# Task prompt
Wherever the word "AUG突击步枪" shows up in a line, please copy that line.

** start of Data for this exercise **

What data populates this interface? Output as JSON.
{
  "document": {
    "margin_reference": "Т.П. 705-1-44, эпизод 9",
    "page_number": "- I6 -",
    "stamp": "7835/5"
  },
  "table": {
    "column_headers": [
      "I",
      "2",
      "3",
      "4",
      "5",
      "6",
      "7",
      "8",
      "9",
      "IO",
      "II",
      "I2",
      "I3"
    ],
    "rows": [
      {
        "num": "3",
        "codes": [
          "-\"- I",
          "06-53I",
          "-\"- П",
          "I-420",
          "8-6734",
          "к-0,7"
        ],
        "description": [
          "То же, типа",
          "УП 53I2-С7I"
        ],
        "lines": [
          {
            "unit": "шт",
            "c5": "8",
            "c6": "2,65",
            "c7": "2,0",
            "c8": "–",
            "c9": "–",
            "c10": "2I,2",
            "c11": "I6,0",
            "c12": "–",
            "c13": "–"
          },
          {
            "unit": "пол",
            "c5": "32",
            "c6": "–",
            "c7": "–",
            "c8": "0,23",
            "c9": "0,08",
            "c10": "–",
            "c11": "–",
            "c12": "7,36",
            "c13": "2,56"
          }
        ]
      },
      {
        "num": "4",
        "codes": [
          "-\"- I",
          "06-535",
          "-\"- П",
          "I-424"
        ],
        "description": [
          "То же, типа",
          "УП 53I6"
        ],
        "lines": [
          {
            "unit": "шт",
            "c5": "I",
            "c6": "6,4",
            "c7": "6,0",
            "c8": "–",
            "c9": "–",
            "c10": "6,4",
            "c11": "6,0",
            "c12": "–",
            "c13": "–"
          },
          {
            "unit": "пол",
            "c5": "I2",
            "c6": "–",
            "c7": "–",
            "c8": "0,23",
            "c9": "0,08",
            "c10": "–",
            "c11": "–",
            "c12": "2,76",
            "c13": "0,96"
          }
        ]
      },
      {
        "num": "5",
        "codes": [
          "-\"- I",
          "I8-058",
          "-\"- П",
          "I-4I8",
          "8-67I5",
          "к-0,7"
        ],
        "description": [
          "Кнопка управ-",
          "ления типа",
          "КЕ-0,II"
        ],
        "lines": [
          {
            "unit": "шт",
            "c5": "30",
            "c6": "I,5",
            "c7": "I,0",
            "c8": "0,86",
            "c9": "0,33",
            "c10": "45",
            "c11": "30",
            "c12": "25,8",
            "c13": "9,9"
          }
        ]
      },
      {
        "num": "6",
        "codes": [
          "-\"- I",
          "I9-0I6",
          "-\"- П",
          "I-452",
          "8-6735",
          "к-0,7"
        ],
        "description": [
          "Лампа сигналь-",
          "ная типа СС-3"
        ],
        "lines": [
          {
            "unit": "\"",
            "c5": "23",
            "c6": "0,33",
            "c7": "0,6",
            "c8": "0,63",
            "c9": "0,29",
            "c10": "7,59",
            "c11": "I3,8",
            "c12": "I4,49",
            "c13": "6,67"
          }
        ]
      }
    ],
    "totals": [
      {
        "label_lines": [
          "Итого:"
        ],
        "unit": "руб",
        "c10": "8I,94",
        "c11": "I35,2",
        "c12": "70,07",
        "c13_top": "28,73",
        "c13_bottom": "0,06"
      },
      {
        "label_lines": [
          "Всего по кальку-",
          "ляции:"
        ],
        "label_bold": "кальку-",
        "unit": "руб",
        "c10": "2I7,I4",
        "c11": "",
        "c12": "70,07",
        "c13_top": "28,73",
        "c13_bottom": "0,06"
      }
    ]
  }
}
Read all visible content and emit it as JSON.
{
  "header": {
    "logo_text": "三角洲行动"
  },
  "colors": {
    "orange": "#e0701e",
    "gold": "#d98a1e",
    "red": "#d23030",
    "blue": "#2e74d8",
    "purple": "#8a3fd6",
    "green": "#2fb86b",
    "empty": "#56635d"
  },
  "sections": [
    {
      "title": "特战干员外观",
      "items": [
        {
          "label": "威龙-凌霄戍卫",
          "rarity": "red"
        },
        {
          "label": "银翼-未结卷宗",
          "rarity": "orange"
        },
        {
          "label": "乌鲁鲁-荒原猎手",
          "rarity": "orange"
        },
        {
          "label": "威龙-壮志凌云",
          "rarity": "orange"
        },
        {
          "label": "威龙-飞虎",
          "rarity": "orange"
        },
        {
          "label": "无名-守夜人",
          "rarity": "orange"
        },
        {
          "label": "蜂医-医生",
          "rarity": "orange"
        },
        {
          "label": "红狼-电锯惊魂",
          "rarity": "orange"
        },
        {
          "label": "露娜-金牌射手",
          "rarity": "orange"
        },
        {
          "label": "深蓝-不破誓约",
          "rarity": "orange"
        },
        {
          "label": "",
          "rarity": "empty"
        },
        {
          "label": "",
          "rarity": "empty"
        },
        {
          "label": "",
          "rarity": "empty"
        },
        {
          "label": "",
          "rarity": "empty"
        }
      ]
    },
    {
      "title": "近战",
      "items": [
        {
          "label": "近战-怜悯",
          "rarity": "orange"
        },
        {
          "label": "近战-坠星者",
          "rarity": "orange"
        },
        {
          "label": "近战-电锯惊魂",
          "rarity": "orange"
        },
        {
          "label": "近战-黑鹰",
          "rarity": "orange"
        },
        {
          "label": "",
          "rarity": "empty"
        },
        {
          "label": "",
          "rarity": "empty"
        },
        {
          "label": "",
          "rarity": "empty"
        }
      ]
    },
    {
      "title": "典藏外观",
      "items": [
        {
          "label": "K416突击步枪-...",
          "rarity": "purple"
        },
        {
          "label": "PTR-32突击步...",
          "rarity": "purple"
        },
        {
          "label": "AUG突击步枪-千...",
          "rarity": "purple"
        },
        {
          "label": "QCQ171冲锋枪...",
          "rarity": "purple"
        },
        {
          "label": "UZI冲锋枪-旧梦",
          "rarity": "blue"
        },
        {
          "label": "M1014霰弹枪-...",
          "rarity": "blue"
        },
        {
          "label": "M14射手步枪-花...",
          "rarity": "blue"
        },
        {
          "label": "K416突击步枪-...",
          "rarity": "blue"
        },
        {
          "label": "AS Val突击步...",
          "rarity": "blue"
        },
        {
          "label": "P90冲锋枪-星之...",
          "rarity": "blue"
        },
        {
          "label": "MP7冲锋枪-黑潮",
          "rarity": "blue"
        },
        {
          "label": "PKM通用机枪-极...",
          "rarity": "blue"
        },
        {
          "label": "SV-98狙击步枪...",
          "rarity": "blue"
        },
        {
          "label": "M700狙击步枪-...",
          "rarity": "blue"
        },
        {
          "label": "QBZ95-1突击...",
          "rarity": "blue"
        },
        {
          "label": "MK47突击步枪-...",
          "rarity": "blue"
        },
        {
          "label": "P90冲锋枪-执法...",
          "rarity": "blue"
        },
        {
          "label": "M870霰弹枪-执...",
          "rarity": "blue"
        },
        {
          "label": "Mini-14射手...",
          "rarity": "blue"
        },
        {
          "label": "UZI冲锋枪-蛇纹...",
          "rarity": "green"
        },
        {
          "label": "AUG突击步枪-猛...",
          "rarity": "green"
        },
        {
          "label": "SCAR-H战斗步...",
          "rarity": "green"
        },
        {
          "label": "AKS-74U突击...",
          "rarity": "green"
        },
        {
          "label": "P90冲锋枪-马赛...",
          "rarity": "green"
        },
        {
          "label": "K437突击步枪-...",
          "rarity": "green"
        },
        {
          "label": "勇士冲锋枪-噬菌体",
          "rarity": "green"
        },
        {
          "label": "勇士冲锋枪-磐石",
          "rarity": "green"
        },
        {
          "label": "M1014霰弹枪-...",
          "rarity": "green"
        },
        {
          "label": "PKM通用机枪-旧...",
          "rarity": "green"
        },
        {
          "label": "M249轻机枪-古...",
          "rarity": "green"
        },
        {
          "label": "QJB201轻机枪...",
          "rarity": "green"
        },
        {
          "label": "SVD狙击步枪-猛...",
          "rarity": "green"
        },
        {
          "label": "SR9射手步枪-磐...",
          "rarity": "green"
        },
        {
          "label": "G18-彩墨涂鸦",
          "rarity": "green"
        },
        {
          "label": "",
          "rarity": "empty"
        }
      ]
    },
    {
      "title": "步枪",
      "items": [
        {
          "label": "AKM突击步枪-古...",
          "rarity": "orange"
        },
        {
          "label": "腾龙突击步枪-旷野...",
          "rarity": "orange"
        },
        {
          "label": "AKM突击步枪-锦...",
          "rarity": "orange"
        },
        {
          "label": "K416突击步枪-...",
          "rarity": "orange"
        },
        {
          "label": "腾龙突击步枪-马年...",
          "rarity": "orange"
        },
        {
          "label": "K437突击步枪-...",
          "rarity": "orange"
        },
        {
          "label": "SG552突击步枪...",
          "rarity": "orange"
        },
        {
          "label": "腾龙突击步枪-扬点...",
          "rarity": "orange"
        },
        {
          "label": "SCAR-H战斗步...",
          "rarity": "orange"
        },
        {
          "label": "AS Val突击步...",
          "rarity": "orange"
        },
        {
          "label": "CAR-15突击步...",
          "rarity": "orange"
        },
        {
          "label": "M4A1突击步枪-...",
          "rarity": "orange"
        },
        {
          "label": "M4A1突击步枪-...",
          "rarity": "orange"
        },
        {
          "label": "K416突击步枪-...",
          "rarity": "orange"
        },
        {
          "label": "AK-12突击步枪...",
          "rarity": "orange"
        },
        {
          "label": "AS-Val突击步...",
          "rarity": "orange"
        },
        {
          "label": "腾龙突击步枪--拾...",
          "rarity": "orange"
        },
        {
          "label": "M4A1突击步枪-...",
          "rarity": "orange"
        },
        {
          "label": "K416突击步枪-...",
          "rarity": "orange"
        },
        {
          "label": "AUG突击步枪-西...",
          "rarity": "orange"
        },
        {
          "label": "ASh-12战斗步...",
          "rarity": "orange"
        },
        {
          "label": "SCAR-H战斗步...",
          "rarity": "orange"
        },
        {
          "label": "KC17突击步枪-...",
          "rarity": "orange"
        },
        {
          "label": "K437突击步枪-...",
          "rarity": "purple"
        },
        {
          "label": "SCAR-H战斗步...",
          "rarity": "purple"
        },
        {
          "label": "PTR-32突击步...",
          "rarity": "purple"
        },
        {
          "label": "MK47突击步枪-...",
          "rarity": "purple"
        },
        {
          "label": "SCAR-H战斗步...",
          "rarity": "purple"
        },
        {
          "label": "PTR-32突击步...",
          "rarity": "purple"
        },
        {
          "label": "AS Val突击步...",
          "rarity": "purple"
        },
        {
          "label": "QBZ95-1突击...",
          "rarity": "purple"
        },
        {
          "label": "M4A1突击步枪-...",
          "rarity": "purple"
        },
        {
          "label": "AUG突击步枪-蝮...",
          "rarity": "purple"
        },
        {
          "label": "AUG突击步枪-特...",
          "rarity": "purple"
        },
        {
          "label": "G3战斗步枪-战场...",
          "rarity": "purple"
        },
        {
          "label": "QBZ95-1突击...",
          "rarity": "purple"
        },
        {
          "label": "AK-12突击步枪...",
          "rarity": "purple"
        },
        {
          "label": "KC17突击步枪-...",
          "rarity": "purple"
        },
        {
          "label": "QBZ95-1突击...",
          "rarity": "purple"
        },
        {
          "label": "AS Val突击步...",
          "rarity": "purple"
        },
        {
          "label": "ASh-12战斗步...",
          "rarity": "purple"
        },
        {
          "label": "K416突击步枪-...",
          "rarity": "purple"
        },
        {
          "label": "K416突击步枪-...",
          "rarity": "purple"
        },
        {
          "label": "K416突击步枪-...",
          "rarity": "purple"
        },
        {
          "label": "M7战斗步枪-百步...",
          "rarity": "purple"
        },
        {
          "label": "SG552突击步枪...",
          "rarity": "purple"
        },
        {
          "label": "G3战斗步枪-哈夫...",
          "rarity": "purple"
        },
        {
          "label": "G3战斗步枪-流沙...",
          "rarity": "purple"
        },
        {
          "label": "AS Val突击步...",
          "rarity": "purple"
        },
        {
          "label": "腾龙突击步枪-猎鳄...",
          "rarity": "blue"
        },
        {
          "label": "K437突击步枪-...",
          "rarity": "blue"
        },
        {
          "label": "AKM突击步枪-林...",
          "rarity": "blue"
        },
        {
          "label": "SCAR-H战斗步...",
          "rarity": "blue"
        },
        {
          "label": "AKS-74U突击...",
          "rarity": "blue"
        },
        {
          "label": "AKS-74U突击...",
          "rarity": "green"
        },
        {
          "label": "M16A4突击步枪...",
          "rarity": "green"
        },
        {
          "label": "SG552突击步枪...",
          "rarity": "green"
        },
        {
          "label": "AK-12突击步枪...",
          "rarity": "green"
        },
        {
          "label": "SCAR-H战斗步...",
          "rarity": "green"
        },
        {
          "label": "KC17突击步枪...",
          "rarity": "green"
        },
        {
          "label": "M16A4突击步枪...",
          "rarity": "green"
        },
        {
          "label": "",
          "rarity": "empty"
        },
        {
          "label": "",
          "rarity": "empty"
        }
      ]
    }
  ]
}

** end of Data for this exercise **

# Answer for the task
          "label": "AUG突击步枪-千...",
          "label": "AUG突击步枪-猛...",
          "label": "AUG突击步枪-西...",
          "label": "AUG突击步枪-蝮...",
          "label": "AUG突击步枪-特...",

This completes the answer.